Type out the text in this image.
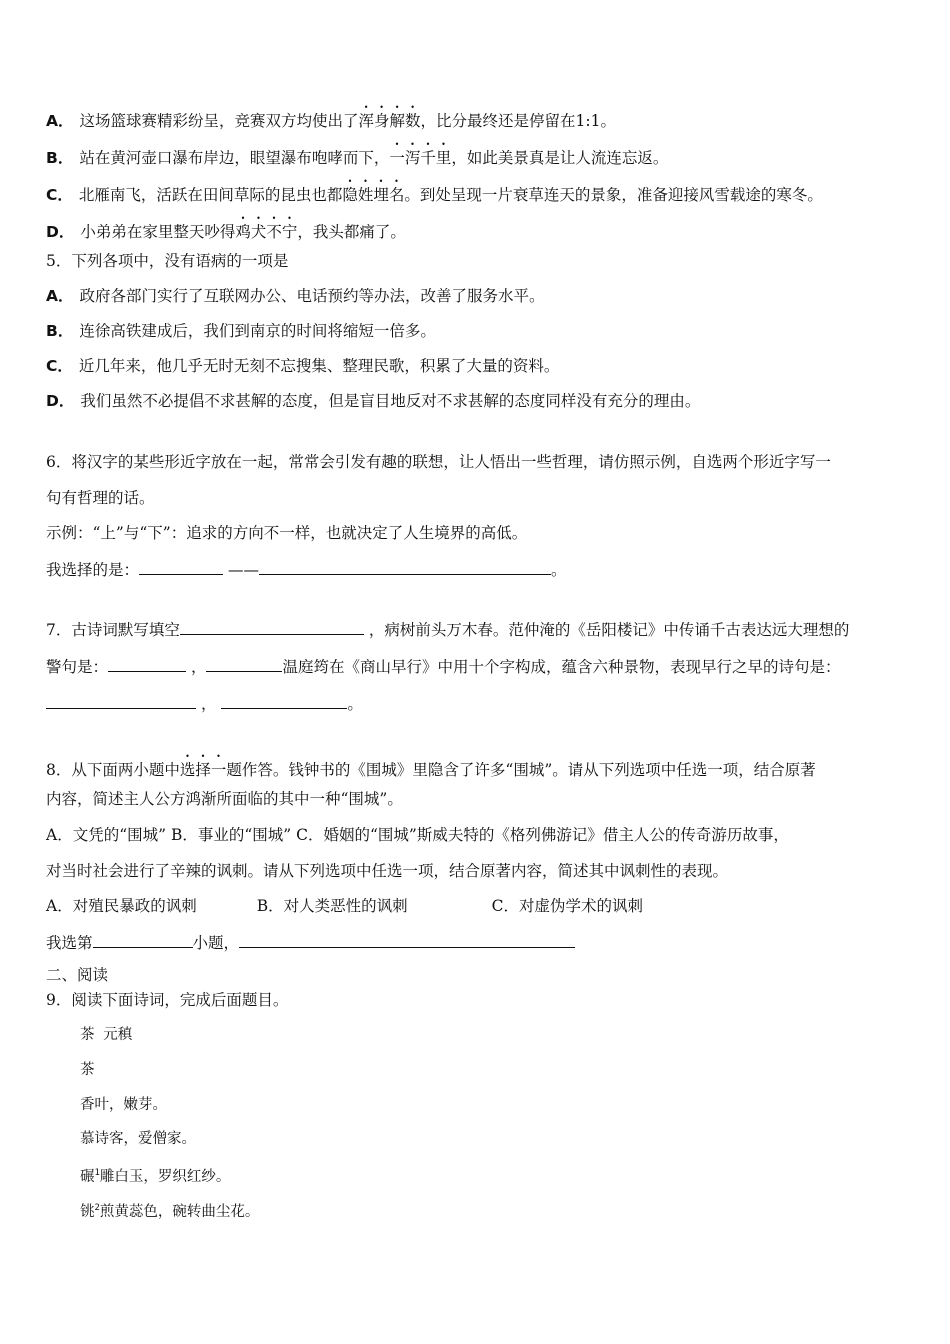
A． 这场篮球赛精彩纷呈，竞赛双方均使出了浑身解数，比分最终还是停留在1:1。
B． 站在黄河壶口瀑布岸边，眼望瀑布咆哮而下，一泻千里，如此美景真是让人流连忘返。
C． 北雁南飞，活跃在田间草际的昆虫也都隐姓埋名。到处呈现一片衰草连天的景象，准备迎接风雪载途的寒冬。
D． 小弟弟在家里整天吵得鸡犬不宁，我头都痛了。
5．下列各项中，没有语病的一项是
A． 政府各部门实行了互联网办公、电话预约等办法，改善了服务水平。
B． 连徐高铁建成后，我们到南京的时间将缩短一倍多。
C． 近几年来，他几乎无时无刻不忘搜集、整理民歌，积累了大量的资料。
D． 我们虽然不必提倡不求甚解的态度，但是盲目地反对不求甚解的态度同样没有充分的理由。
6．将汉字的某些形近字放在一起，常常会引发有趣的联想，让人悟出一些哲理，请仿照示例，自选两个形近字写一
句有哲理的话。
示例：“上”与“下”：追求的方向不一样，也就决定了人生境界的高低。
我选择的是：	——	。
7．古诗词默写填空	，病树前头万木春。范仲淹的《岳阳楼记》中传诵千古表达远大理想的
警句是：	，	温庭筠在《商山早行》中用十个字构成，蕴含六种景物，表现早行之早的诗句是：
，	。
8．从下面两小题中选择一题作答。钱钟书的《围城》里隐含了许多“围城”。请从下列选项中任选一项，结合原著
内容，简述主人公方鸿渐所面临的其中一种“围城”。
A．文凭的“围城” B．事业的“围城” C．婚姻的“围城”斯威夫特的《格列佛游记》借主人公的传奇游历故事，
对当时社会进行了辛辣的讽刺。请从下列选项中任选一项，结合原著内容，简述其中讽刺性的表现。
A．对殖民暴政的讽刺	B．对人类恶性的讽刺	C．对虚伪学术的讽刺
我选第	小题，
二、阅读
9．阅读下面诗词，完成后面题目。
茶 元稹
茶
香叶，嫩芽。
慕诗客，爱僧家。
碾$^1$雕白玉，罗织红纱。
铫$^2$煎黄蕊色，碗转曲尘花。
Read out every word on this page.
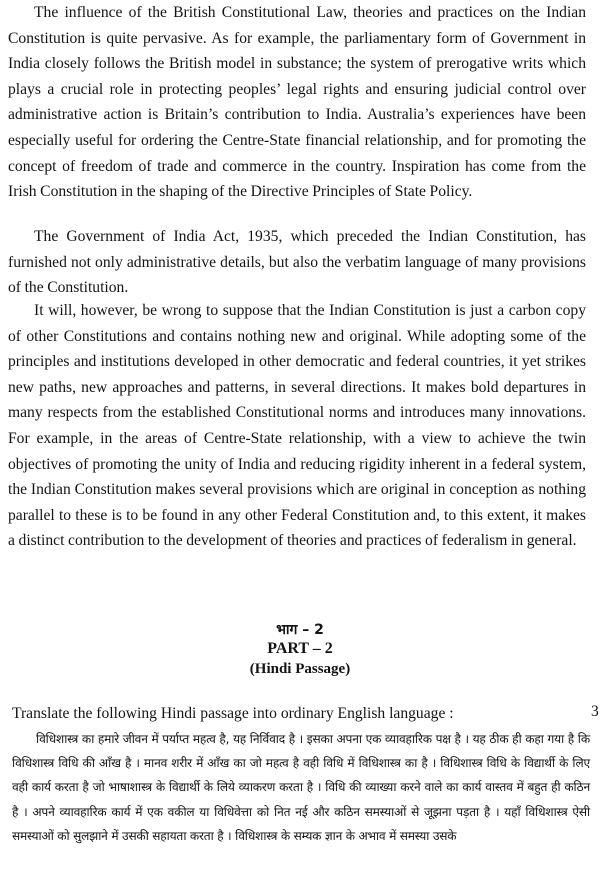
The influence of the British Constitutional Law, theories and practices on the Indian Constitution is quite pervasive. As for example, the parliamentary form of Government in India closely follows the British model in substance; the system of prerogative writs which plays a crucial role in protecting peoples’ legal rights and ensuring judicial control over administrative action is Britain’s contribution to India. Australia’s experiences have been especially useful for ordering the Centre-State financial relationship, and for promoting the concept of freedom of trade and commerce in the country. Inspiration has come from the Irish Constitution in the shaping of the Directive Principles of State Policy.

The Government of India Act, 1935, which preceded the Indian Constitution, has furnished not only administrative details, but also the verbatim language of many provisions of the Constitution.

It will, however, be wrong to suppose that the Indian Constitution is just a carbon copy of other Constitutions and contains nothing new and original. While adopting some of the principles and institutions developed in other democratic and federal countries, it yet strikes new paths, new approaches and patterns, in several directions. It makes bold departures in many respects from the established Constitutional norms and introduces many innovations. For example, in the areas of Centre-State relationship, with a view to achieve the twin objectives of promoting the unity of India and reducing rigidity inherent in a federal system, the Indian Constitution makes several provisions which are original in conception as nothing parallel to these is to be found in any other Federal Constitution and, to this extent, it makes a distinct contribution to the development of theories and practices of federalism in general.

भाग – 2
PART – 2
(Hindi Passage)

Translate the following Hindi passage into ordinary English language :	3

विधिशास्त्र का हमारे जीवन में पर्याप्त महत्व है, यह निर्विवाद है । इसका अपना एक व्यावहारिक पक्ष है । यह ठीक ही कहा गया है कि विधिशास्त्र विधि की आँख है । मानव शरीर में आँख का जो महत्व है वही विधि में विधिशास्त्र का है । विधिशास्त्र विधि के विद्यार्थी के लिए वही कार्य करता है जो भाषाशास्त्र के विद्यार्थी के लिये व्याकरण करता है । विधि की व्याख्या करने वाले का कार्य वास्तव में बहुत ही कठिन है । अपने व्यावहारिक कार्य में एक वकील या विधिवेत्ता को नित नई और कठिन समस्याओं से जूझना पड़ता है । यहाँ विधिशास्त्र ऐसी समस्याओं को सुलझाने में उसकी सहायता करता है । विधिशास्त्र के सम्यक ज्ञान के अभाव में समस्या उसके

The exercise>
Print the entries above exactly, taking out only the pictures.

Exercise solution>
Type out the text in this image.
A． 这场篮球赛精彩纷呈，竞赛双方均使出了浑身解数，比分最终还是停留在1:1。
B． 站在黄河壶口瀑布岸边，眼望瀑布咆哮而下，一泻千里，如此美景真是让人流连忘返。
C． 北雁南飞，活跃在田间草际的昆虫也都隐姓埋名。到处呈现一片衰草连天的景象，准备迎接风雪载途的寒冬。
D． 小弟弟在家里整天吵得鸡犬不宁，我头都痛了。
5．下列各项中，没有语病的一项是
A． 政府各部门实行了互联网办公、电话预约等办法，改善了服务水平。
B． 连徐高铁建成后，我们到南京的时间将缩短一倍多。
C． 近几年来，他几乎无时无刻不忘搜集、整理民歌，积累了大量的资料。
D． 我们虽然不必提倡不求甚解的态度，但是盲目地反对不求甚解的态度同样没有充分的理由。
6．将汉字的某些形近字放在一起，常常会引发有趣的联想，让人悟出一些哲理，请仿照示例，自选两个形近字写一
句有哲理的话。
示例：“上”与“下”：追求的方向不一样，也就决定了人生境界的高低。
我选择的是：	——	。
7．古诗词默写填空	，病树前头万木春。范仲淹的《岳阳楼记》中传诵千古表达远大理想的
警句是：	，	温庭筠在《商山早行》中用十个字构成，蕴含六种景物，表现早行之早的诗句是：
，	。
8．从下面两小题中选择一题作答。钱钟书的《围城》里隐含了许多“围城”。请从下列选项中任选一项，结合原著
内容，简述主人公方鸿渐所面临的其中一种“围城”。
A．文凭的“围城” B．事业的“围城” C．婚姻的“围城”斯威夫特的《格列佛游记》借主人公的传奇游历故事，
对当时社会进行了辛辣的讽刺。请从下列选项中任选一项，结合原著内容，简述其中讽刺性的表现。
A．对殖民暴政的讽刺	B．对人类恶性的讽刺	C．对虚伪学术的讽刺
我选第	小题，
二、阅读
9．阅读下面诗词，完成后面题目。
茶 元稹
茶
香叶，嫩芽。
慕诗客，爱僧家。
碾$^1$雕白玉，罗织红纱。
铫$^2$煎黄蕊色，碗转曲尘花。
Read out every word on this page.
The influence of the British Constitutional Law, theories and practices on the Indian Constitution is quite pervasive. As for example, the parliamentary form of Government in India closely follows the British model in substance; the system of prerogative writs which plays a crucial role in protecting peoples’ legal rights and ensuring judicial control over administrative action is Britain’s contribution to India. Australia’s experiences have been especially useful for ordering the Centre-State financial relationship, and for promoting the concept of freedom of trade and commerce in the country. Inspiration has come from the Irish Constitution in the shaping of the Directive Principles of State Policy.

The Government of India Act, 1935, which preceded the Indian Constitution, has furnished not only administrative details, but also the verbatim language of many provisions of the Constitution.

It will, however, be wrong to suppose that the Indian Constitution is just a carbon copy of other Constitutions and contains nothing new and original. While adopting some of the principles and institutions developed in other democratic and federal countries, it yet strikes new paths, new approaches and patterns, in several directions. It makes bold departures in many respects from the established Constitutional norms and introduces many innovations. For example, in the areas of Centre-State relationship, with a view to achieve the twin objectives of promoting the unity of India and reducing rigidity inherent in a federal system, the Indian Constitution makes several provisions which are original in conception as nothing parallel to these is to be found in any other Federal Constitution and, to this extent, it makes a distinct contribution to the development of theories and practices of federalism in general.

भाग – 2
PART – 2
(Hindi Passage)

Translate the following Hindi passage into ordinary English language :	3

विधिशास्त्र का हमारे जीवन में पर्याप्त महत्व है, यह निर्विवाद है । इसका अपना एक व्यावहारिक पक्ष है । यह ठीक ही कहा गया है कि विधिशास्त्र विधि की आँख है । मानव शरीर में आँख का जो महत्व है वही विधि में विधिशास्त्र का है । विधिशास्त्र विधि के विद्यार्थी के लिए वही कार्य करता है जो भाषाशास्त्र के विद्यार्थी के लिये व्याकरण करता है । विधि की व्याख्या करने वाले का कार्य वास्तव में बहुत ही कठिन है । अपने व्यावहारिक कार्य में एक वकील या विधिवेत्ता को नित नई और कठिन समस्याओं से जूझना पड़ता है । यहाँ विधिशास्त्र ऐसी समस्याओं को सुलझाने में उसकी सहायता करता है । विधिशास्त्र के सम्यक ज्ञान के अभाव में समस्या उसके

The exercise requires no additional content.